◆ DATA ◆
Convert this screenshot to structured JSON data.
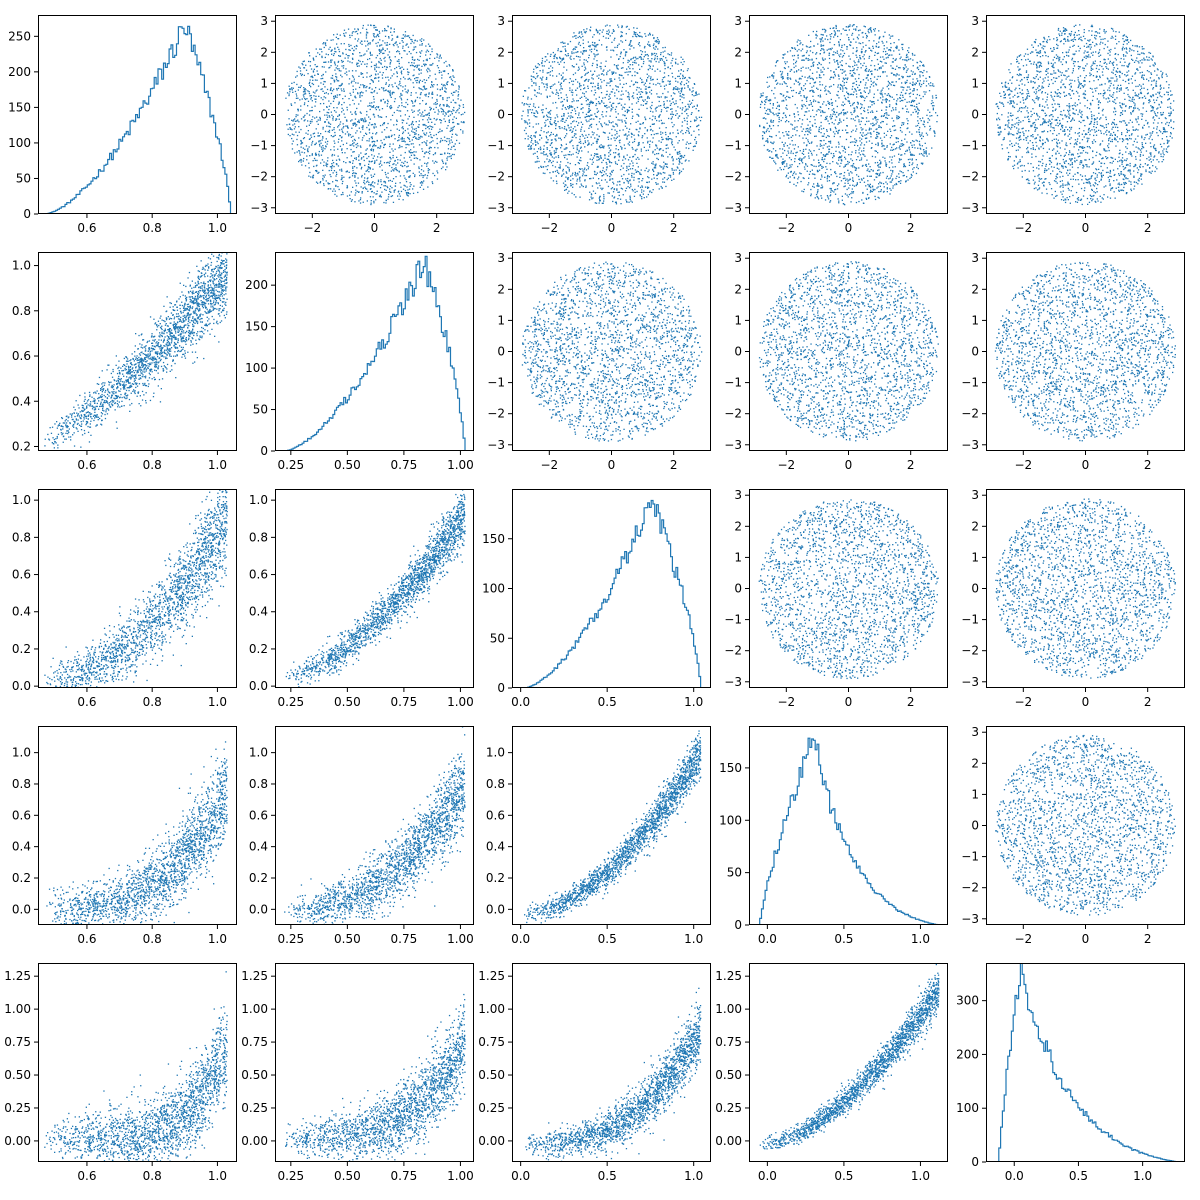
{
  "figure": {
    "type": "corner-pairplot",
    "grid": "5x5",
    "point_color": "#1f77b4",
    "background": "#ffffff",
    "title": "",
    "legend": "none",
    "grid_lines": false
  },
  "chart_data": [
    {
      "row": 0,
      "col": 0,
      "type": "histogram",
      "xlim": [
        0.45,
        1.06
      ],
      "ylim": [
        0,
        280
      ],
      "xticks": [
        0.6,
        0.8,
        1.0
      ],
      "yticks": [
        0,
        50,
        100,
        150,
        200,
        250
      ],
      "xtick_labels": [
        "0.6",
        "0.8",
        "1.0"
      ],
      "ytick_labels": [
        "0",
        "50",
        "100",
        "150",
        "200",
        "250"
      ],
      "distribution": {
        "kind": "left-skewed",
        "range": [
          0.47,
          1.04
        ],
        "mode": 0.9,
        "peak_count": 265
      }
    },
    {
      "row": 0,
      "col": 1,
      "type": "scatter",
      "xlim": [
        -3.2,
        3.2
      ],
      "ylim": [
        -3.2,
        3.2
      ],
      "xticks": [
        -2,
        0,
        2
      ],
      "yticks": [
        -3,
        -2,
        -1,
        0,
        1,
        2,
        3
      ],
      "xtick_labels": [
        "−2",
        "0",
        "2"
      ],
      "ytick_labels": [
        "−3",
        "−2",
        "−1",
        "0",
        "1",
        "2",
        "3"
      ],
      "distribution": {
        "kind": "uniform-disk",
        "center": [
          0,
          0
        ],
        "radius": 2.9
      }
    },
    {
      "row": 0,
      "col": 2,
      "type": "scatter",
      "xlim": [
        -3.2,
        3.2
      ],
      "ylim": [
        -3.2,
        3.2
      ],
      "xticks": [
        -2,
        0,
        2
      ],
      "yticks": [
        -3,
        -2,
        -1,
        0,
        1,
        2,
        3
      ],
      "xtick_labels": [
        "−2",
        "0",
        "2"
      ],
      "ytick_labels": [
        "−3",
        "−2",
        "−1",
        "0",
        "1",
        "2",
        "3"
      ],
      "distribution": {
        "kind": "uniform-disk",
        "center": [
          0,
          0
        ],
        "radius": 2.9
      }
    },
    {
      "row": 0,
      "col": 3,
      "type": "scatter",
      "xlim": [
        -3.2,
        3.2
      ],
      "ylim": [
        -3.2,
        3.2
      ],
      "xticks": [
        -2,
        0,
        2
      ],
      "yticks": [
        -3,
        -2,
        -1,
        0,
        1,
        2,
        3
      ],
      "xtick_labels": [
        "−2",
        "0",
        "2"
      ],
      "ytick_labels": [
        "−3",
        "−2",
        "−1",
        "0",
        "1",
        "2",
        "3"
      ],
      "distribution": {
        "kind": "uniform-disk",
        "center": [
          0,
          0
        ],
        "radius": 2.9
      }
    },
    {
      "row": 0,
      "col": 4,
      "type": "scatter",
      "xlim": [
        -3.2,
        3.2
      ],
      "ylim": [
        -3.2,
        3.2
      ],
      "xticks": [
        -2,
        0,
        2
      ],
      "yticks": [
        -3,
        -2,
        -1,
        0,
        1,
        2,
        3
      ],
      "xtick_labels": [
        "−2",
        "0",
        "2"
      ],
      "ytick_labels": [
        "−3",
        "−2",
        "−1",
        "0",
        "1",
        "2",
        "3"
      ],
      "distribution": {
        "kind": "uniform-disk",
        "center": [
          0,
          0
        ],
        "radius": 2.9
      }
    },
    {
      "row": 1,
      "col": 0,
      "type": "scatter",
      "xlim": [
        0.45,
        1.06
      ],
      "ylim": [
        0.18,
        1.06
      ],
      "xticks": [
        0.6,
        0.8,
        1.0
      ],
      "yticks": [
        0.2,
        0.4,
        0.6,
        0.8,
        1.0
      ],
      "xtick_labels": [
        "0.6",
        "0.8",
        "1.0"
      ],
      "ytick_labels": [
        "0.2",
        "0.4",
        "0.6",
        "0.8",
        "1.0"
      ],
      "distribution": {
        "kind": "curve",
        "x_range": [
          0.47,
          1.03
        ],
        "y_at_xmin": 0.24,
        "y_at_xmax": 0.96,
        "power": 1.3,
        "spread": 0.06
      }
    },
    {
      "row": 1,
      "col": 1,
      "type": "histogram",
      "xlim": [
        0.18,
        1.06
      ],
      "ylim": [
        0,
        240
      ],
      "xticks": [
        0.25,
        0.5,
        0.75,
        1.0
      ],
      "yticks": [
        0,
        50,
        100,
        150,
        200
      ],
      "xtick_labels": [
        "0.25",
        "0.50",
        "0.75",
        "1.00"
      ],
      "ytick_labels": [
        "0",
        "50",
        "100",
        "150",
        "200"
      ],
      "distribution": {
        "kind": "left-skewed",
        "range": [
          0.22,
          1.02
        ],
        "mode": 0.84,
        "peak_count": 230
      }
    },
    {
      "row": 1,
      "col": 2,
      "type": "scatter",
      "xlim": [
        -3.2,
        3.2
      ],
      "ylim": [
        -3.2,
        3.2
      ],
      "xticks": [
        -2,
        0,
        2
      ],
      "yticks": [
        -3,
        -2,
        -1,
        0,
        1,
        2,
        3
      ],
      "xtick_labels": [
        "−2",
        "0",
        "2"
      ],
      "ytick_labels": [
        "−3",
        "−2",
        "−1",
        "0",
        "1",
        "2",
        "3"
      ],
      "distribution": {
        "kind": "uniform-disk",
        "center": [
          0,
          0
        ],
        "radius": 2.9
      }
    },
    {
      "row": 1,
      "col": 3,
      "type": "scatter",
      "xlim": [
        -3.2,
        3.2
      ],
      "ylim": [
        -3.2,
        3.2
      ],
      "xticks": [
        -2,
        0,
        2
      ],
      "yticks": [
        -3,
        -2,
        -1,
        0,
        1,
        2,
        3
      ],
      "xtick_labels": [
        "−2",
        "0",
        "2"
      ],
      "ytick_labels": [
        "−3",
        "−2",
        "−1",
        "0",
        "1",
        "2",
        "3"
      ],
      "distribution": {
        "kind": "uniform-disk",
        "center": [
          0,
          0
        ],
        "radius": 2.9
      }
    },
    {
      "row": 1,
      "col": 4,
      "type": "scatter",
      "xlim": [
        -3.2,
        3.2
      ],
      "ylim": [
        -3.2,
        3.2
      ],
      "xticks": [
        -2,
        0,
        2
      ],
      "yticks": [
        -3,
        -2,
        -1,
        0,
        1,
        2,
        3
      ],
      "xtick_labels": [
        "−2",
        "0",
        "2"
      ],
      "ytick_labels": [
        "−3",
        "−2",
        "−1",
        "0",
        "1",
        "2",
        "3"
      ],
      "distribution": {
        "kind": "uniform-disk",
        "center": [
          0,
          0
        ],
        "radius": 2.9
      }
    },
    {
      "row": 2,
      "col": 0,
      "type": "scatter",
      "xlim": [
        0.45,
        1.06
      ],
      "ylim": [
        -0.01,
        1.06
      ],
      "xticks": [
        0.6,
        0.8,
        1.0
      ],
      "yticks": [
        0,
        0.2,
        0.4,
        0.6,
        0.8,
        1.0
      ],
      "xtick_labels": [
        "0.6",
        "0.8",
        "1.0"
      ],
      "ytick_labels": [
        "0.0",
        "0.2",
        "0.4",
        "0.6",
        "0.8",
        "1.0"
      ],
      "distribution": {
        "kind": "curve",
        "x_range": [
          0.47,
          1.03
        ],
        "y_at_xmin": 0.04,
        "y_at_xmax": 0.9,
        "power": 2.0,
        "spread": 0.09
      }
    },
    {
      "row": 2,
      "col": 1,
      "type": "scatter",
      "xlim": [
        0.18,
        1.06
      ],
      "ylim": [
        -0.01,
        1.06
      ],
      "xticks": [
        0.25,
        0.5,
        0.75,
        1.0
      ],
      "yticks": [
        0,
        0.2,
        0.4,
        0.6,
        0.8,
        1.0
      ],
      "xtick_labels": [
        "0.25",
        "0.50",
        "0.75",
        "1.00"
      ],
      "ytick_labels": [
        "0.0",
        "0.2",
        "0.4",
        "0.6",
        "0.8",
        "1.0"
      ],
      "distribution": {
        "kind": "curve",
        "x_range": [
          0.22,
          1.02
        ],
        "y_at_xmin": 0.05,
        "y_at_xmax": 0.92,
        "power": 1.6,
        "spread": 0.05
      }
    },
    {
      "row": 2,
      "col": 2,
      "type": "histogram",
      "xlim": [
        -0.05,
        1.1
      ],
      "ylim": [
        0,
        200
      ],
      "xticks": [
        0,
        0.5,
        1.0
      ],
      "yticks": [
        0,
        50,
        100,
        150
      ],
      "xtick_labels": [
        "0.0",
        "0.5",
        "1.0"
      ],
      "ytick_labels": [
        "0",
        "50",
        "100",
        "150"
      ],
      "distribution": {
        "kind": "left-skewed",
        "range": [
          0.02,
          1.04
        ],
        "mode": 0.76,
        "peak_count": 188
      }
    },
    {
      "row": 2,
      "col": 3,
      "type": "scatter",
      "xlim": [
        -3.2,
        3.2
      ],
      "ylim": [
        -3.2,
        3.2
      ],
      "xticks": [
        -2,
        0,
        2
      ],
      "yticks": [
        -3,
        -2,
        -1,
        0,
        1,
        2,
        3
      ],
      "xtick_labels": [
        "−2",
        "0",
        "2"
      ],
      "ytick_labels": [
        "−3",
        "−2",
        "−1",
        "0",
        "1",
        "2",
        "3"
      ],
      "distribution": {
        "kind": "uniform-disk",
        "center": [
          0,
          0
        ],
        "radius": 2.9
      }
    },
    {
      "row": 2,
      "col": 4,
      "type": "scatter",
      "xlim": [
        -3.2,
        3.2
      ],
      "ylim": [
        -3.2,
        3.2
      ],
      "xticks": [
        -2,
        0,
        2
      ],
      "yticks": [
        -3,
        -2,
        -1,
        0,
        1,
        2,
        3
      ],
      "xtick_labels": [
        "−2",
        "0",
        "2"
      ],
      "ytick_labels": [
        "−3",
        "−2",
        "−1",
        "0",
        "1",
        "2",
        "3"
      ],
      "distribution": {
        "kind": "uniform-disk",
        "center": [
          0,
          0
        ],
        "radius": 2.9
      }
    },
    {
      "row": 3,
      "col": 0,
      "type": "scatter",
      "xlim": [
        0.45,
        1.06
      ],
      "ylim": [
        -0.1,
        1.17
      ],
      "xticks": [
        0.6,
        0.8,
        1.0
      ],
      "yticks": [
        0,
        0.2,
        0.4,
        0.6,
        0.8,
        1.0
      ],
      "xtick_labels": [
        "0.6",
        "0.8",
        "1.0"
      ],
      "ytick_labels": [
        "0.0",
        "0.2",
        "0.4",
        "0.6",
        "0.8",
        "1.0"
      ],
      "distribution": {
        "kind": "curve",
        "x_range": [
          0.47,
          1.03
        ],
        "y_at_xmin": 0.0,
        "y_at_xmax": 0.75,
        "power": 3.0,
        "spread": 0.1
      }
    },
    {
      "row": 3,
      "col": 1,
      "type": "scatter",
      "xlim": [
        0.18,
        1.06
      ],
      "ylim": [
        -0.1,
        1.17
      ],
      "xticks": [
        0.25,
        0.5,
        0.75,
        1.0
      ],
      "yticks": [
        0,
        0.2,
        0.4,
        0.6,
        0.8,
        1.0
      ],
      "xtick_labels": [
        "0.25",
        "0.50",
        "0.75",
        "1.00"
      ],
      "ytick_labels": [
        "0.0",
        "0.2",
        "0.4",
        "0.6",
        "0.8",
        "1.0"
      ],
      "distribution": {
        "kind": "curve",
        "x_range": [
          0.22,
          1.02
        ],
        "y_at_xmin": 0.0,
        "y_at_xmax": 0.8,
        "power": 2.4,
        "spread": 0.09
      }
    },
    {
      "row": 3,
      "col": 2,
      "type": "scatter",
      "xlim": [
        -0.05,
        1.1
      ],
      "ylim": [
        -0.1,
        1.17
      ],
      "xticks": [
        0,
        0.5,
        1.0
      ],
      "yticks": [
        0,
        0.2,
        0.4,
        0.6,
        0.8,
        1.0
      ],
      "xtick_labels": [
        "0.0",
        "0.5",
        "1.0"
      ],
      "ytick_labels": [
        "0.0",
        "0.2",
        "0.4",
        "0.6",
        "0.8",
        "1.0"
      ],
      "distribution": {
        "kind": "curve",
        "x_range": [
          0.02,
          1.04
        ],
        "y_at_xmin": -0.03,
        "y_at_xmax": 1.0,
        "power": 1.8,
        "spread": 0.05
      }
    },
    {
      "row": 3,
      "col": 3,
      "type": "histogram",
      "xlim": [
        -0.12,
        1.18
      ],
      "ylim": [
        0,
        190
      ],
      "xticks": [
        0,
        0.5,
        1.0
      ],
      "yticks": [
        0,
        50,
        100,
        150
      ],
      "xtick_labels": [
        "0.0",
        "0.5",
        "1.0"
      ],
      "ytick_labels": [
        "0",
        "50",
        "100",
        "150"
      ],
      "distribution": {
        "kind": "right-skewed",
        "range": [
          -0.05,
          1.12
        ],
        "mode": 0.3,
        "peak_count": 180
      }
    },
    {
      "row": 3,
      "col": 4,
      "type": "scatter",
      "xlim": [
        -3.2,
        3.2
      ],
      "ylim": [
        -3.2,
        3.2
      ],
      "xticks": [
        -2,
        0,
        2
      ],
      "yticks": [
        -3,
        -2,
        -1,
        0,
        1,
        2,
        3
      ],
      "xtick_labels": [
        "−2",
        "0",
        "2"
      ],
      "ytick_labels": [
        "−3",
        "−2",
        "−1",
        "0",
        "1",
        "2",
        "3"
      ],
      "distribution": {
        "kind": "uniform-disk",
        "center": [
          0,
          0
        ],
        "radius": 2.9
      }
    },
    {
      "row": 4,
      "col": 0,
      "type": "scatter",
      "xlim": [
        0.45,
        1.06
      ],
      "ylim": [
        -0.16,
        1.35
      ],
      "xticks": [
        0.6,
        0.8,
        1.0
      ],
      "yticks": [
        0,
        0.25,
        0.5,
        0.75,
        1.0,
        1.25
      ],
      "xtick_labels": [
        "0.6",
        "0.8",
        "1.0"
      ],
      "ytick_labels": [
        "0.00",
        "0.25",
        "0.50",
        "0.75",
        "1.00",
        "1.25"
      ],
      "distribution": {
        "kind": "curve",
        "x_range": [
          0.47,
          1.03
        ],
        "y_at_xmin": 0.02,
        "y_at_xmax": 0.7,
        "power": 5.0,
        "spread": 0.12
      }
    },
    {
      "row": 4,
      "col": 1,
      "type": "scatter",
      "xlim": [
        0.18,
        1.06
      ],
      "ylim": [
        -0.16,
        1.35
      ],
      "xticks": [
        0.25,
        0.5,
        0.75,
        1.0
      ],
      "yticks": [
        0,
        0.25,
        0.5,
        0.75,
        1.0,
        1.25
      ],
      "xtick_labels": [
        "0.25",
        "0.50",
        "0.75",
        "1.00"
      ],
      "ytick_labels": [
        "0.00",
        "0.25",
        "0.50",
        "0.75",
        "1.00",
        "1.25"
      ],
      "distribution": {
        "kind": "curve",
        "x_range": [
          0.22,
          1.02
        ],
        "y_at_xmin": 0.02,
        "y_at_xmax": 0.75,
        "power": 3.5,
        "spread": 0.11
      }
    },
    {
      "row": 4,
      "col": 2,
      "type": "scatter",
      "xlim": [
        -0.05,
        1.1
      ],
      "ylim": [
        -0.16,
        1.35
      ],
      "xticks": [
        0,
        0.5,
        1.0
      ],
      "yticks": [
        0,
        0.25,
        0.5,
        0.75,
        1.0,
        1.25
      ],
      "xtick_labels": [
        "0.0",
        "0.5",
        "1.0"
      ],
      "ytick_labels": [
        "0.00",
        "0.25",
        "0.50",
        "0.75",
        "1.00",
        "1.25"
      ],
      "distribution": {
        "kind": "curve",
        "x_range": [
          0.02,
          1.04
        ],
        "y_at_xmin": -0.02,
        "y_at_xmax": 0.85,
        "power": 2.8,
        "spread": 0.08
      }
    },
    {
      "row": 4,
      "col": 3,
      "type": "scatter",
      "xlim": [
        -0.12,
        1.18
      ],
      "ylim": [
        -0.16,
        1.35
      ],
      "xticks": [
        0,
        0.5,
        1.0
      ],
      "yticks": [
        0,
        0.25,
        0.5,
        0.75,
        1.0,
        1.25
      ],
      "xtick_labels": [
        "0.0",
        "0.5",
        "1.0"
      ],
      "ytick_labels": [
        "0.00",
        "0.25",
        "0.50",
        "0.75",
        "1.00",
        "1.25"
      ],
      "distribution": {
        "kind": "curve",
        "x_range": [
          -0.05,
          1.12
        ],
        "y_at_xmin": -0.03,
        "y_at_xmax": 1.15,
        "power": 1.7,
        "spread": 0.05
      }
    },
    {
      "row": 4,
      "col": 4,
      "type": "histogram",
      "xlim": [
        -0.22,
        1.33
      ],
      "ylim": [
        0,
        370
      ],
      "xticks": [
        0,
        0.5,
        1.0
      ],
      "yticks": [
        0,
        100,
        200,
        300
      ],
      "xtick_labels": [
        "0.0",
        "0.5",
        "1.0"
      ],
      "ytick_labels": [
        "0",
        "100",
        "200",
        "300"
      ],
      "distribution": {
        "kind": "right-skewed",
        "range": [
          -0.12,
          1.28
        ],
        "mode": 0.05,
        "peak_count": 355
      }
    }
  ]
}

◆ PROBLEM TO SOLVE ◆
In the lines above, locate the string "power". Copy every line where it occurs.

◆ FINAL RESULT ◆
        "power": 1.3,
        "power": 2.0,
        "power": 1.6,
        "power": 3.0,
        "power": 2.4,
        "power": 1.8,
        "power": 5.0,
        "power": 3.5,
        "power": 2.8,
        "power": 1.7,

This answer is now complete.